# [Exercise prompt]
Return the records in full, exactly as given.

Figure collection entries
****************

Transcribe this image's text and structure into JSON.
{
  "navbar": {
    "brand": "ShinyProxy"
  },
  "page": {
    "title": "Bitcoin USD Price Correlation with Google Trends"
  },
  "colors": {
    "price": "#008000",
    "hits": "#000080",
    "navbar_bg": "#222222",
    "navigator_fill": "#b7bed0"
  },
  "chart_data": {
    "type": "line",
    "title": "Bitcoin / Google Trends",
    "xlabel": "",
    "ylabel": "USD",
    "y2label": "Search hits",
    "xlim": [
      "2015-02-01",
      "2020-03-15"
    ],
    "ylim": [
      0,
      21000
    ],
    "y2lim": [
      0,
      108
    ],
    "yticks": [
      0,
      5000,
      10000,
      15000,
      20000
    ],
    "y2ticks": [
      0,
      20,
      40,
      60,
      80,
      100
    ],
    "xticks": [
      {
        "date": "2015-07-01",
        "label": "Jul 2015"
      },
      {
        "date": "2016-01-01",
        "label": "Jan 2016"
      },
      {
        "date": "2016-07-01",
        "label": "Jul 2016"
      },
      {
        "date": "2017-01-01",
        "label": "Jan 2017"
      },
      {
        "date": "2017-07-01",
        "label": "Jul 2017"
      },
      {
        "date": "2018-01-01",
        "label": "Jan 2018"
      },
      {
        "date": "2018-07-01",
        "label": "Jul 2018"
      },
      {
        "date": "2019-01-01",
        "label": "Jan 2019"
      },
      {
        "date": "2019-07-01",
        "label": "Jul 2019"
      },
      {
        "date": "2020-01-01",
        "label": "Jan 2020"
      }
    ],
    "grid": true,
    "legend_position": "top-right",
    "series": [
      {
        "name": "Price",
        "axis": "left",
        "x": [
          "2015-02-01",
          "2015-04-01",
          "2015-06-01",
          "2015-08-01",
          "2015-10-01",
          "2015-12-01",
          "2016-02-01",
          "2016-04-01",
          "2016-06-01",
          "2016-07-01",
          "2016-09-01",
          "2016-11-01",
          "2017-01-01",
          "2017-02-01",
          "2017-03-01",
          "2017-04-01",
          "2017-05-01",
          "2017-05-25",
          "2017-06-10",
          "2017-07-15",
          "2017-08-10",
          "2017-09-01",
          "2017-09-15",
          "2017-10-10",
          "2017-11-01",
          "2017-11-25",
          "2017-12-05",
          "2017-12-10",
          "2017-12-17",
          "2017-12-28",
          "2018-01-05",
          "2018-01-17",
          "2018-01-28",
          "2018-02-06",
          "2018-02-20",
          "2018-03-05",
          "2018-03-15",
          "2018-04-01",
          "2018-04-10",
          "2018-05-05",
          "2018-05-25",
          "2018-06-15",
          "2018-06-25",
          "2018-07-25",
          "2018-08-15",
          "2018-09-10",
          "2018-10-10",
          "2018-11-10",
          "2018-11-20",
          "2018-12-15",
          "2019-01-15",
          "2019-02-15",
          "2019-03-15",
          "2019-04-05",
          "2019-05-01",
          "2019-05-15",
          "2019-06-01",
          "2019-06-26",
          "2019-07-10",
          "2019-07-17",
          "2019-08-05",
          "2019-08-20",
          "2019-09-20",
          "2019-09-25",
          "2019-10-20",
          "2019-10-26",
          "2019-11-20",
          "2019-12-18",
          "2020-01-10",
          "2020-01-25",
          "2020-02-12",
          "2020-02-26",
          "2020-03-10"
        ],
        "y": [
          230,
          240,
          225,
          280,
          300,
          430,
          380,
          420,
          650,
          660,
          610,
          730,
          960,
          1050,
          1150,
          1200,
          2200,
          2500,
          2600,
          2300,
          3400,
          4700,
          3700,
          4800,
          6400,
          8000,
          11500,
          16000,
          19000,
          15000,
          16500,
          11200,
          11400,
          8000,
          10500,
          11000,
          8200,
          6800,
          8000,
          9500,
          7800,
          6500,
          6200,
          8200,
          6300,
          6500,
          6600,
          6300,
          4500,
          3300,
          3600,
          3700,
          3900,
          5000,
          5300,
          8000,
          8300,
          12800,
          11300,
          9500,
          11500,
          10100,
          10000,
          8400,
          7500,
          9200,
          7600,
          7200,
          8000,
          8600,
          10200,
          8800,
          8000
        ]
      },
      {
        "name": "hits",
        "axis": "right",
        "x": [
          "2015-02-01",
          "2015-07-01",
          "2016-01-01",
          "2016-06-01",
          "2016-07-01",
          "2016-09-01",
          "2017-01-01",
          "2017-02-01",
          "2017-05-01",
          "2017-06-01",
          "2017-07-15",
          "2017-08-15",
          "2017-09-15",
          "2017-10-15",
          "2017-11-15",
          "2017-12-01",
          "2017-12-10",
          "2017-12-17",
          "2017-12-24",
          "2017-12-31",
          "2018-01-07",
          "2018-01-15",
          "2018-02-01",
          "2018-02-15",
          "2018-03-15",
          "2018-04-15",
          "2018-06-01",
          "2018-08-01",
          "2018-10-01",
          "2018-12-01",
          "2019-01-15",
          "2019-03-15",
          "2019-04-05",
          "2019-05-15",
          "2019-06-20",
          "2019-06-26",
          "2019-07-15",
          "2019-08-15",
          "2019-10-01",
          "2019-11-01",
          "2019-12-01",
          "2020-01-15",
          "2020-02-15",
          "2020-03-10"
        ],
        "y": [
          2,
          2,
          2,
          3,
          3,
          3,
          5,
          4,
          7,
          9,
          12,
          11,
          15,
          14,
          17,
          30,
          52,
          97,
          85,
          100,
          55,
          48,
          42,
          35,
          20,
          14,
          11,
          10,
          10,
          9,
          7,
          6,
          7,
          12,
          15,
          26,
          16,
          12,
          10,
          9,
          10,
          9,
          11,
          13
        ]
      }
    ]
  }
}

****************

# [Reply to the task]
Transcribe this image's text and structure into JSON.
{
  "navbar": {
    "brand": "ShinyProxy"
  },
  "page": {
    "title": "Bitcoin USD Price Correlation with Google Trends"
  },
  "colors": {
    "price": "#008000",
    "hits": "#000080",
    "navbar_bg": "#222222",
    "navigator_fill": "#b7bed0"
  },
  "chart_data": {
    "type": "line",
    "title": "Bitcoin / Google Trends",
    "xlabel": "",
    "ylabel": "USD",
    "y2label": "Search hits",
    "xlim": [
      "2015-02-01",
      "2020-03-15"
    ],
    "ylim": [
      0,
      21000
    ],
    "y2lim": [
      0,
      108
    ],
    "yticks": [
      0,
      5000,
      10000,
      15000,
      20000
    ],
    "y2ticks": [
      0,
      20,
      40,
      60,
      80,
      100
    ],
    "xticks": [
      {
        "date": "2015-07-01",
        "label": "Jul 2015"
      },
      {
        "date": "2016-01-01",
        "label": "Jan 2016"
      },
      {
        "date": "2016-07-01",
        "label": "Jul 2016"
      },
      {
        "date": "2017-01-01",
        "label": "Jan 2017"
      },
      {
        "date": "2017-07-01",
        "label": "Jul 2017"
      },
      {
        "date": "2018-01-01",
        "label": "Jan 2018"
      },
      {
        "date": "2018-07-01",
        "label": "Jul 2018"
      },
      {
        "date": "2019-01-01",
        "label": "Jan 2019"
      },
      {
        "date": "2019-07-01",
        "label": "Jul 2019"
      },
      {
        "date": "2020-01-01",
        "label": "Jan 2020"
      }
    ],
    "grid": true,
    "legend_position": "top-right",
    "series": [
      {
        "name": "Price",
        "axis": "left",
        "x": [
          "2015-02-01",
          "2015-04-01",
          "2015-06-01",
          "2015-08-01",
          "2015-10-01",
          "2015-12-01",
          "2016-02-01",
          "2016-04-01",
          "2016-06-01",
          "2016-07-01",
          "2016-09-01",
          "2016-11-01",
          "2017-01-01",
          "2017-02-01",
          "2017-03-01",
          "2017-04-01",
          "2017-05-01",
          "2017-05-25",
          "2017-06-10",
          "2017-07-15",
          "2017-08-10",
          "2017-09-01",
          "2017-09-15",
          "2017-10-10",
          "2017-11-01",
          "2017-11-25",
          "2017-12-05",
          "2017-12-10",
          "2017-12-17",
          "2017-12-28",
          "2018-01-05",
          "2018-01-17",
          "2018-01-28",
          "2018-02-06",
          "2018-02-20",
          "2018-03-05",
          "2018-03-15",
          "2018-04-01",
          "2018-04-10",
          "2018-05-05",
          "2018-05-25",
          "2018-06-15",
          "2018-06-25",
          "2018-07-25",
          "2018-08-15",
          "2018-09-10",
          "2018-10-10",
          "2018-11-10",
          "2018-11-20",
          "2018-12-15",
          "2019-01-15",
          "2019-02-15",
          "2019-03-15",
          "2019-04-05",
          "2019-05-01",
          "2019-05-15",
          "2019-06-01",
          "2019-06-26",
          "2019-07-10",
          "2019-07-17",
          "2019-08-05",
          "2019-08-20",
          "2019-09-20",
          "2019-09-25",
          "2019-10-20",
          "2019-10-26",
          "2019-11-20",
          "2019-12-18",
          "2020-01-10",
          "2020-01-25",
          "2020-02-12",
          "2020-02-26",
          "2020-03-10"
        ],
        "y": [
          230,
          240,
          225,
          280,
          300,
          430,
          380,
          420,
          650,
          660,
          610,
          730,
          960,
          1050,
          1150,
          1200,
          2200,
          2500,
          2600,
          2300,
          3400,
          4700,
          3700,
          4800,
          6400,
          8000,
          11500,
          16000,
          19000,
          15000,
          16500,
          11200,
          11400,
          8000,
          10500,
          11000,
          8200,
          6800,
          8000,
          9500,
          7800,
          6500,
          6200,
          8200,
          6300,
          6500,
          6600,
          6300,
          4500,
          3300,
          3600,
          3700,
          3900,
          5000,
          5300,
          8000,
          8300,
          12800,
          11300,
          9500,
          11500,
          10100,
          10000,
          8400,
          7500,
          9200,
          7600,
          7200,
          8000,
          8600,
          10200,
          8800,
          8000
        ]
      },
      {
        "name": "hits",
        "axis": "right",
        "x": [
          "2015-02-01",
          "2015-07-01",
          "2016-01-01",
          "2016-06-01",
          "2016-07-01",
          "2016-09-01",
          "2017-01-01",
          "2017-02-01",
          "2017-05-01",
          "2017-06-01",
          "2017-07-15",
          "2017-08-15",
          "2017-09-15",
          "2017-10-15",
          "2017-11-15",
          "2017-12-01",
          "2017-12-10",
          "2017-12-17",
          "2017-12-24",
          "2017-12-31",
          "2018-01-07",
          "2018-01-15",
          "2018-02-01",
          "2018-02-15",
          "2018-03-15",
          "2018-04-15",
          "2018-06-01",
          "2018-08-01",
          "2018-10-01",
          "2018-12-01",
          "2019-01-15",
          "2019-03-15",
          "2019-04-05",
          "2019-05-15",
          "2019-06-20",
          "2019-06-26",
          "2019-07-15",
          "2019-08-15",
          "2019-10-01",
          "2019-11-01",
          "2019-12-01",
          "2020-01-15",
          "2020-02-15",
          "2020-03-10"
        ],
        "y": [
          2,
          2,
          2,
          3,
          3,
          3,
          5,
          4,
          7,
          9,
          12,
          11,
          15,
          14,
          17,
          30,
          52,
          97,
          85,
          100,
          55,
          48,
          42,
          35,
          20,
          14,
          11,
          10,
          10,
          9,
          7,
          6,
          7,
          12,
          15,
          26,
          16,
          12,
          10,
          9,
          10,
          9,
          11,
          13
        ]
      }
    ]
  }
}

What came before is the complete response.